──────── INPUT FOR THIS TASK ────────
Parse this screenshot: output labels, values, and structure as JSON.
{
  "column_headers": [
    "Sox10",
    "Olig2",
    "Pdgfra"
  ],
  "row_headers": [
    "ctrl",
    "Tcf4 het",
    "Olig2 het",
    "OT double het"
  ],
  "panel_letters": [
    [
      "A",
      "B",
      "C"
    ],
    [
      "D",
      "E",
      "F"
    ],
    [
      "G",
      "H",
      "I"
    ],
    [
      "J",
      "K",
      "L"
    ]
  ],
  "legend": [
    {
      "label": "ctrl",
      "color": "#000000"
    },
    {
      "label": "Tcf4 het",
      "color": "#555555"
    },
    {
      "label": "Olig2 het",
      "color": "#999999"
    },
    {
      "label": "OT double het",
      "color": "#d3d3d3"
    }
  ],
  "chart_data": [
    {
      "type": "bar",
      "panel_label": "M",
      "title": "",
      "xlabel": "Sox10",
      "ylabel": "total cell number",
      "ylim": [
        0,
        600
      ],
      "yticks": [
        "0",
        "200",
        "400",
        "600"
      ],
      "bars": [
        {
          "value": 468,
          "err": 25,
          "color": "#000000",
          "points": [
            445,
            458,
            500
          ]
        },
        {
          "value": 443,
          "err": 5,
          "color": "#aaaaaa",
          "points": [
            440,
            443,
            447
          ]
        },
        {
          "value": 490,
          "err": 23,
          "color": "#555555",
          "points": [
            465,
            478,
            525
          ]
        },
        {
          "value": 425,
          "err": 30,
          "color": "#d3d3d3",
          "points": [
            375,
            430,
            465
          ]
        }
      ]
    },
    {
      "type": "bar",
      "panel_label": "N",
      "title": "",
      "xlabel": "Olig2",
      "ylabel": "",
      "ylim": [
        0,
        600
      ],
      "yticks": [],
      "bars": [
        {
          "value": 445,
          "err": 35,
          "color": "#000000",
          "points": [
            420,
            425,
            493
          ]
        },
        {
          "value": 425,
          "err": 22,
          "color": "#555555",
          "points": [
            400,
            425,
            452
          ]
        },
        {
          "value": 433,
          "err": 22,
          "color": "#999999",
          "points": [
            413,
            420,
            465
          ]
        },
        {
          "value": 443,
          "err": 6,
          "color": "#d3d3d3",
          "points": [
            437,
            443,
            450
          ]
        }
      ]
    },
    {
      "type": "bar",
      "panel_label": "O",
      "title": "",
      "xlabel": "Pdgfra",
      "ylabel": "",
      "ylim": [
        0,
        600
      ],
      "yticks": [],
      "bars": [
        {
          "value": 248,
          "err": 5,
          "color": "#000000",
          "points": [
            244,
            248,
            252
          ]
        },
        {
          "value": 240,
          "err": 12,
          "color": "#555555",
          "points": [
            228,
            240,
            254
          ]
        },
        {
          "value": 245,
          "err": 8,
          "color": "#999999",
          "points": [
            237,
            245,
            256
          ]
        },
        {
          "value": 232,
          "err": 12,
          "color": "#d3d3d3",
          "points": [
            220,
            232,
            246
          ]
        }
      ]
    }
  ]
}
────────
WHAT YOU SHOULD DO:
From the data above, copy each line that holds "xlabel".

CORRECT RESPONSE:
      "xlabel": "Sox10",
      "xlabel": "Olig2",
      "xlabel": "Pdgfra",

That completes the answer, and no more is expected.